■ Prompt
Go through the entries below and collect each line with the string "Output" in it.

■ Records for this exercise
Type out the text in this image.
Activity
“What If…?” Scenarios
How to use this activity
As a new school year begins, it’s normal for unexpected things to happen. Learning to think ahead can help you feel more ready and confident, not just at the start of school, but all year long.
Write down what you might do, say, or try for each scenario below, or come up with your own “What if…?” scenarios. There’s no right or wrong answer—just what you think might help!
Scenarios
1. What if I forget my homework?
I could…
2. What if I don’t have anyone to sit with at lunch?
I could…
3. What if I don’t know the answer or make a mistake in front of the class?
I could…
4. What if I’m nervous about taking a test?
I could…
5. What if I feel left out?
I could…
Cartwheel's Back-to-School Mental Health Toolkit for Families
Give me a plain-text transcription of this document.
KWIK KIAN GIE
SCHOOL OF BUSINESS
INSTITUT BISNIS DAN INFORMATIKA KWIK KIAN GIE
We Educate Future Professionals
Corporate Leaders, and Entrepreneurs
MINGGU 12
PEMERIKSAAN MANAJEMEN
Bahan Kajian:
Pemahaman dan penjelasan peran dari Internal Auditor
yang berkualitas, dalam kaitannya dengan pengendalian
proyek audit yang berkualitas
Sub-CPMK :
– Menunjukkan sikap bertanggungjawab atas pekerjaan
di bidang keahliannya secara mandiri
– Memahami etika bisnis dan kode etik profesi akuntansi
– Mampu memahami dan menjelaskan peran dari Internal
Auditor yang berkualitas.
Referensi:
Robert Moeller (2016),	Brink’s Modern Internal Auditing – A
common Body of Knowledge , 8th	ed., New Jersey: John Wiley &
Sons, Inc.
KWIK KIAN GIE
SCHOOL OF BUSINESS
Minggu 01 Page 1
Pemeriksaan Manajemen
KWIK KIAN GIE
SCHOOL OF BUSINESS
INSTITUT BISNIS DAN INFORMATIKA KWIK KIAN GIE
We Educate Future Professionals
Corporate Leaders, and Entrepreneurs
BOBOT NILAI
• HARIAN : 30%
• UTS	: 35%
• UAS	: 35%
==
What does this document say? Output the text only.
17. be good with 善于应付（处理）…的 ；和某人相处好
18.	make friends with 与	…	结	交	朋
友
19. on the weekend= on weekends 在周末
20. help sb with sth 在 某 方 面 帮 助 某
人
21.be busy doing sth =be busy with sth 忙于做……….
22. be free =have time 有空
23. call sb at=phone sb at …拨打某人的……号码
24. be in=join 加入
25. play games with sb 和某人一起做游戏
...
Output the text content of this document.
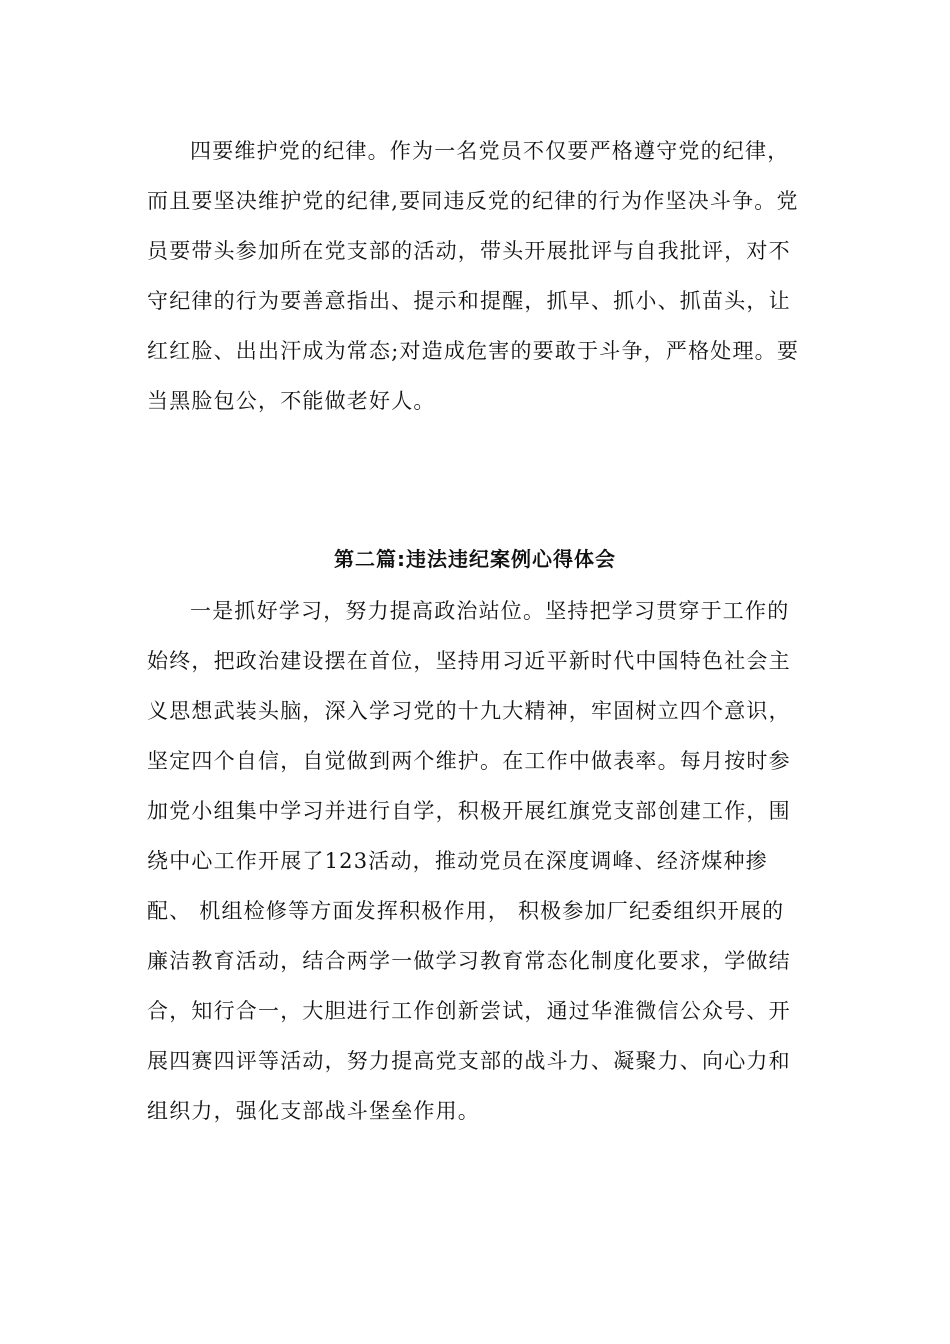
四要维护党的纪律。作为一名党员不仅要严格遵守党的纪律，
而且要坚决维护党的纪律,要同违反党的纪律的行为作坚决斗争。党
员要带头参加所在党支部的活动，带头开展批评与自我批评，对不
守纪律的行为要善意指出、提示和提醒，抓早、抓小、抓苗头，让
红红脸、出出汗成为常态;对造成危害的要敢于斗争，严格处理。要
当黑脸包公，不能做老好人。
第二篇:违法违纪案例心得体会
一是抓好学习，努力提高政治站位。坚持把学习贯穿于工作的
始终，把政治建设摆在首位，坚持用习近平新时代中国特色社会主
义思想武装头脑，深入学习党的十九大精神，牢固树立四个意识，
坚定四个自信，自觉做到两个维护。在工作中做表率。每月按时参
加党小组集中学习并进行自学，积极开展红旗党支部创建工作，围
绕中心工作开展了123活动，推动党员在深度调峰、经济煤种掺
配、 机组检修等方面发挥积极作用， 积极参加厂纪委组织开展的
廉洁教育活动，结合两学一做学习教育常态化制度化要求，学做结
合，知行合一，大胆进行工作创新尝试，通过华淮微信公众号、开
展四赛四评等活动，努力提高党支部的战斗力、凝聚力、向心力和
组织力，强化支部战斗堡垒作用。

■ Exercise result
What does this document say? Output the text only.
Output the text content of this document.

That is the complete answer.